** start EXERCISE INPUTS **

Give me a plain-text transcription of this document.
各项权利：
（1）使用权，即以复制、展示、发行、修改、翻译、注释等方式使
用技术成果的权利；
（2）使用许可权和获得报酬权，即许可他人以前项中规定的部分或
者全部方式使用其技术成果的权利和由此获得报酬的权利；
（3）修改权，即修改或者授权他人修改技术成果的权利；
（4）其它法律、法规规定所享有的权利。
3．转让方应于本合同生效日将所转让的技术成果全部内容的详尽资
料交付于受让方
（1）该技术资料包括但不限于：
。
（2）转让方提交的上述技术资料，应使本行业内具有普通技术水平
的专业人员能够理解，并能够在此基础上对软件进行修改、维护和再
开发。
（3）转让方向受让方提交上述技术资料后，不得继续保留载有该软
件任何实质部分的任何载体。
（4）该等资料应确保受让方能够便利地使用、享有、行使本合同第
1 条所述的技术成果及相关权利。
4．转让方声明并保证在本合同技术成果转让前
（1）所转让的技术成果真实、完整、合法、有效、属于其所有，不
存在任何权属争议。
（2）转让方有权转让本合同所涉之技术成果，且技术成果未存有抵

** end EXERCISE INPUTS **

__GIVEN REQUEST__:
Reproduce all of the material above word for word.

__EXPECTED OUTPUT__:
Give me a plain-text transcription of this document.
各项权利：
（1）使用权，即以复制、展示、发行、修改、翻译、注释等方式使
用技术成果的权利；
（2）使用许可权和获得报酬权，即许可他人以前项中规定的部分或
者全部方式使用其技术成果的权利和由此获得报酬的权利；
（3）修改权，即修改或者授权他人修改技术成果的权利；
（4）其它法律、法规规定所享有的权利。
3．转让方应于本合同生效日将所转让的技术成果全部内容的详尽资
料交付于受让方
（1）该技术资料包括但不限于：
。
（2）转让方提交的上述技术资料，应使本行业内具有普通技术水平
的专业人员能够理解，并能够在此基础上对软件进行修改、维护和再
开发。
（3）转让方向受让方提交上述技术资料后，不得继续保留载有该软
件任何实质部分的任何载体。
（4）该等资料应确保受让方能够便利地使用、享有、行使本合同第
1 条所述的技术成果及相关权利。
4．转让方声明并保证在本合同技术成果转让前
（1）所转让的技术成果真实、完整、合法、有效、属于其所有，不
存在任何权属争议。
（2）转让方有权转让本合同所涉之技术成果，且技术成果未存有抵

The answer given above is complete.